### WRITTEN PROBLEM
Word for word, restate every line of the material.

### DATA FOR PROCESSING

----

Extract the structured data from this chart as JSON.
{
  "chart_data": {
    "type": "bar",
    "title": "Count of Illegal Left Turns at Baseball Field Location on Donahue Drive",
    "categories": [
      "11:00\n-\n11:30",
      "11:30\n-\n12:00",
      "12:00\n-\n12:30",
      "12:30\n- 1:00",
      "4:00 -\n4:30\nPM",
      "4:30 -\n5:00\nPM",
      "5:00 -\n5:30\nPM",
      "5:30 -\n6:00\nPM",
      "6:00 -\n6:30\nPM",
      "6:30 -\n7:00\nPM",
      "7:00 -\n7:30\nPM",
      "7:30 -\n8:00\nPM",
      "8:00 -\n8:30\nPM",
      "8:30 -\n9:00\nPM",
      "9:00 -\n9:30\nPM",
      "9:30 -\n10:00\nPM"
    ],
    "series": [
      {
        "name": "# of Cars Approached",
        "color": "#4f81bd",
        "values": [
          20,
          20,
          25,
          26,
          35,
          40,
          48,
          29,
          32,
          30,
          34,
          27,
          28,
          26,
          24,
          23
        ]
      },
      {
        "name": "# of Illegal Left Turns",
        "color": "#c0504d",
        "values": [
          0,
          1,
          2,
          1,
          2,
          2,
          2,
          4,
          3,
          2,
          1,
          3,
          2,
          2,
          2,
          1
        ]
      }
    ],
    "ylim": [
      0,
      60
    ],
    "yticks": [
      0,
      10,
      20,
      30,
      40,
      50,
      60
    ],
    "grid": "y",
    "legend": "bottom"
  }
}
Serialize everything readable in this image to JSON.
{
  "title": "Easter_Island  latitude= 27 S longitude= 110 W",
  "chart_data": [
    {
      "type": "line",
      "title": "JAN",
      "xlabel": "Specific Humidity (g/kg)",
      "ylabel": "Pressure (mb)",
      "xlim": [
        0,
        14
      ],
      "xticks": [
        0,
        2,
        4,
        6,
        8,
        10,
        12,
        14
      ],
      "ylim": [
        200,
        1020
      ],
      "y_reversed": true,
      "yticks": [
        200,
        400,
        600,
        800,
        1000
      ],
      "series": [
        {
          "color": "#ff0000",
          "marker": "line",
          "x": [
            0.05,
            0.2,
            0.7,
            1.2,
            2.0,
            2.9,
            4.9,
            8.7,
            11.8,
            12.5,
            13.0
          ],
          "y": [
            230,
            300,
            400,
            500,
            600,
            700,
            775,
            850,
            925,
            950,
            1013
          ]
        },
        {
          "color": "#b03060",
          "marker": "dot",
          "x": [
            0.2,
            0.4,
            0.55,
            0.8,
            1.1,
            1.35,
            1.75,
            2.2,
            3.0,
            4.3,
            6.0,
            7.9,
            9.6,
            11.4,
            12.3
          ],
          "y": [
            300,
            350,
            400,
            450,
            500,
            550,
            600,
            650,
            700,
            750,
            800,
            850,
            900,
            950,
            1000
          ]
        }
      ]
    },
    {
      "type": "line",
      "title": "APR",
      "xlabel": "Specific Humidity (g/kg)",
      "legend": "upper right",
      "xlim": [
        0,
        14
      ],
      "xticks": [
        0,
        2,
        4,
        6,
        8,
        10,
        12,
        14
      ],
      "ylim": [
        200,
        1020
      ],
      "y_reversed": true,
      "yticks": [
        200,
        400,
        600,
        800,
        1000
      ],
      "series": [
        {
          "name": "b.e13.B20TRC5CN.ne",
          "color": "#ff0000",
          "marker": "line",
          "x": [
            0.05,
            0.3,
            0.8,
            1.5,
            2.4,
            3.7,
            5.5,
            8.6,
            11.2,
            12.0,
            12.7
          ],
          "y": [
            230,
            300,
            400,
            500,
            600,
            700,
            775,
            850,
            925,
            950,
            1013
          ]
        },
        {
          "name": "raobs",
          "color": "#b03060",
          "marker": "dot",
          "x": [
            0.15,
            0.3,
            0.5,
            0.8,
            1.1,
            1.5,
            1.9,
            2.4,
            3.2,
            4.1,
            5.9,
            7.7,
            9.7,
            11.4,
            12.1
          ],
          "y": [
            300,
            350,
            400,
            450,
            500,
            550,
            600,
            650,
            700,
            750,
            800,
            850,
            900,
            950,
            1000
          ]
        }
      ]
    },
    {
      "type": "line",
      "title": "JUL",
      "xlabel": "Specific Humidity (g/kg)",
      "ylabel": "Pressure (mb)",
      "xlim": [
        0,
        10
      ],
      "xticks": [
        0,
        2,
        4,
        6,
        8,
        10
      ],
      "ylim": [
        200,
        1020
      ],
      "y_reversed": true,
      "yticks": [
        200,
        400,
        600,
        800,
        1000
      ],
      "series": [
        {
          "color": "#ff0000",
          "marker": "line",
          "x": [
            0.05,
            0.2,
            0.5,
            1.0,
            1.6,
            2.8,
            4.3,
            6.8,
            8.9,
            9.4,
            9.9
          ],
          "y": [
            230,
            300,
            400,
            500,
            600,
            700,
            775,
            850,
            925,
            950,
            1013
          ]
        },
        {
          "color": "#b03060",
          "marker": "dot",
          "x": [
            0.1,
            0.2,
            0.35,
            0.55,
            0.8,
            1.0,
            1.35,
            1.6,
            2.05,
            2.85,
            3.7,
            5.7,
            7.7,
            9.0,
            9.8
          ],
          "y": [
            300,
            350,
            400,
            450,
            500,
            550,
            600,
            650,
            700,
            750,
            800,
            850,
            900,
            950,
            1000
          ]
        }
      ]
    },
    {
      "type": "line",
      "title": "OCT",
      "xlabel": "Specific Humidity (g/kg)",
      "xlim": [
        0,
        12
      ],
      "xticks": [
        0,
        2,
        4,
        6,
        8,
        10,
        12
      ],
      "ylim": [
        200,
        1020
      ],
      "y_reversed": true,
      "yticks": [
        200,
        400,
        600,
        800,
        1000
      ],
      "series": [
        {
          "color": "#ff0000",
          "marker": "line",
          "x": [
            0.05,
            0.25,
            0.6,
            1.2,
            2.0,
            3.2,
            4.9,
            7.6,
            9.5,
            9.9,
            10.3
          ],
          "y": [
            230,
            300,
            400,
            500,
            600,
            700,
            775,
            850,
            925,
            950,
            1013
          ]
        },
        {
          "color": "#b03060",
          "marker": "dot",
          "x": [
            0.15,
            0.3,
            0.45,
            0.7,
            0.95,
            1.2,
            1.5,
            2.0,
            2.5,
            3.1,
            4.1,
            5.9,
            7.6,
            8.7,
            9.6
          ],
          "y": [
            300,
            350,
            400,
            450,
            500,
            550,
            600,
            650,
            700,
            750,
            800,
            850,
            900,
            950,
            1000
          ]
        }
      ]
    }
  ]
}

----

### EXERCISE SOLUTION
Extract the structured data from this chart as JSON.
{
  "chart_data": {
    "type": "bar",
    "title": "Count of Illegal Left Turns at Baseball Field Location on Donahue Drive",
    "categories": [
      "11:00\n-\n11:30",
      "11:30\n-\n12:00",
      "12:00\n-\n12:30",
      "12:30\n- 1:00",
      "4:00 -\n4:30\nPM",
      "4:30 -\n5:00\nPM",
      "5:00 -\n5:30\nPM",
      "5:30 -\n6:00\nPM",
      "6:00 -\n6:30\nPM",
      "6:30 -\n7:00\nPM",
      "7:00 -\n7:30\nPM",
      "7:30 -\n8:00\nPM",
      "8:00 -\n8:30\nPM",
      "8:30 -\n9:00\nPM",
      "9:00 -\n9:30\nPM",
      "9:30 -\n10:00\nPM"
    ],
    "series": [
      {
        "name": "# of Cars Approached",
        "color": "#4f81bd",
        "values": [
          20,
          20,
          25,
          26,
          35,
          40,
          48,
          29,
          32,
          30,
          34,
          27,
          28,
          26,
          24,
          23
        ]
      },
      {
        "name": "# of Illegal Left Turns",
        "color": "#c0504d",
        "values": [
          0,
          1,
          2,
          1,
          2,
          2,
          2,
          4,
          3,
          2,
          1,
          3,
          2,
          2,
          2,
          1
        ]
      }
    ],
    "ylim": [
      0,
      60
    ],
    "yticks": [
      0,
      10,
      20,
      30,
      40,
      50,
      60
    ],
    "grid": "y",
    "legend": "bottom"
  }
}
Serialize everything readable in this image to JSON.
{
  "title": "Easter_Island  latitude= 27 S longitude= 110 W",
  "chart_data": [
    {
      "type": "line",
      "title": "JAN",
      "xlabel": "Specific Humidity (g/kg)",
      "ylabel": "Pressure (mb)",
      "xlim": [
        0,
        14
      ],
      "xticks": [
        0,
        2,
        4,
        6,
        8,
        10,
        12,
        14
      ],
      "ylim": [
        200,
        1020
      ],
      "y_reversed": true,
      "yticks": [
        200,
        400,
        600,
        800,
        1000
      ],
      "series": [
        {
          "color": "#ff0000",
          "marker": "line",
          "x": [
            0.05,
            0.2,
            0.7,
            1.2,
            2.0,
            2.9,
            4.9,
            8.7,
            11.8,
            12.5,
            13.0
          ],
          "y": [
            230,
            300,
            400,
            500,
            600,
            700,
            775,
            850,
            925,
            950,
            1013
          ]
        },
        {
          "color": "#b03060",
          "marker": "dot",
          "x": [
            0.2,
            0.4,
            0.55,
            0.8,
            1.1,
            1.35,
            1.75,
            2.2,
            3.0,
            4.3,
            6.0,
            7.9,
            9.6,
            11.4,
            12.3
          ],
          "y": [
            300,
            350,
            400,
            450,
            500,
            550,
            600,
            650,
            700,
            750,
            800,
            850,
            900,
            950,
            1000
          ]
        }
      ]
    },
    {
      "type": "line",
      "title": "APR",
      "xlabel": "Specific Humidity (g/kg)",
      "legend": "upper right",
      "xlim": [
        0,
        14
      ],
      "xticks": [
        0,
        2,
        4,
        6,
        8,
        10,
        12,
        14
      ],
      "ylim": [
        200,
        1020
      ],
      "y_reversed": true,
      "yticks": [
        200,
        400,
        600,
        800,
        1000
      ],
      "series": [
        {
          "name": "b.e13.B20TRC5CN.ne",
          "color": "#ff0000",
          "marker": "line",
          "x": [
            0.05,
            0.3,
            0.8,
            1.5,
            2.4,
            3.7,
            5.5,
            8.6,
            11.2,
            12.0,
            12.7
          ],
          "y": [
            230,
            300,
            400,
            500,
            600,
            700,
            775,
            850,
            925,
            950,
            1013
          ]
        },
        {
          "name": "raobs",
          "color": "#b03060",
          "marker": "dot",
          "x": [
            0.15,
            0.3,
            0.5,
            0.8,
            1.1,
            1.5,
            1.9,
            2.4,
            3.2,
            4.1,
            5.9,
            7.7,
            9.7,
            11.4,
            12.1
          ],
          "y": [
            300,
            350,
            400,
            450,
            500,
            550,
            600,
            650,
            700,
            750,
            800,
            850,
            900,
            950,
            1000
          ]
        }
      ]
    },
    {
      "type": "line",
      "title": "JUL",
      "xlabel": "Specific Humidity (g/kg)",
      "ylabel": "Pressure (mb)",
      "xlim": [
        0,
        10
      ],
      "xticks": [
        0,
        2,
        4,
        6,
        8,
        10
      ],
      "ylim": [
        200,
        1020
      ],
      "y_reversed": true,
      "yticks": [
        200,
        400,
        600,
        800,
        1000
      ],
      "series": [
        {
          "color": "#ff0000",
          "marker": "line",
          "x": [
            0.05,
            0.2,
            0.5,
            1.0,
            1.6,
            2.8,
            4.3,
            6.8,
            8.9,
            9.4,
            9.9
          ],
          "y": [
            230,
            300,
            400,
            500,
            600,
            700,
            775,
            850,
            925,
            950,
            1013
          ]
        },
        {
          "color": "#b03060",
          "marker": "dot",
          "x": [
            0.1,
            0.2,
            0.35,
            0.55,
            0.8,
            1.0,
            1.35,
            1.6,
            2.05,
            2.85,
            3.7,
            5.7,
            7.7,
            9.0,
            9.8
          ],
          "y": [
            300,
            350,
            400,
            450,
            500,
            550,
            600,
            650,
            700,
            750,
            800,
            850,
            900,
            950,
            1000
          ]
        }
      ]
    },
    {
      "type": "line",
      "title": "OCT",
      "xlabel": "Specific Humidity (g/kg)",
      "xlim": [
        0,
        12
      ],
      "xticks": [
        0,
        2,
        4,
        6,
        8,
        10,
        12
      ],
      "ylim": [
        200,
        1020
      ],
      "y_reversed": true,
      "yticks": [
        200,
        400,
        600,
        800,
        1000
      ],
      "series": [
        {
          "color": "#ff0000",
          "marker": "line",
          "x": [
            0.05,
            0.25,
            0.6,
            1.2,
            2.0,
            3.2,
            4.9,
            7.6,
            9.5,
            9.9,
            10.3
          ],
          "y": [
            230,
            300,
            400,
            500,
            600,
            700,
            775,
            850,
            925,
            950,
            1013
          ]
        },
        {
          "color": "#b03060",
          "marker": "dot",
          "x": [
            0.15,
            0.3,
            0.45,
            0.7,
            0.95,
            1.2,
            1.5,
            2.0,
            2.5,
            3.1,
            4.1,
            5.9,
            7.6,
            8.7,
            9.6
          ],
          "y": [
            300,
            350,
            400,
            450,
            500,
            550,
            600,
            650,
            700,
            750,
            800,
            850,
            900,
            950,
            1000
          ]
        }
      ]
    }
  ]
}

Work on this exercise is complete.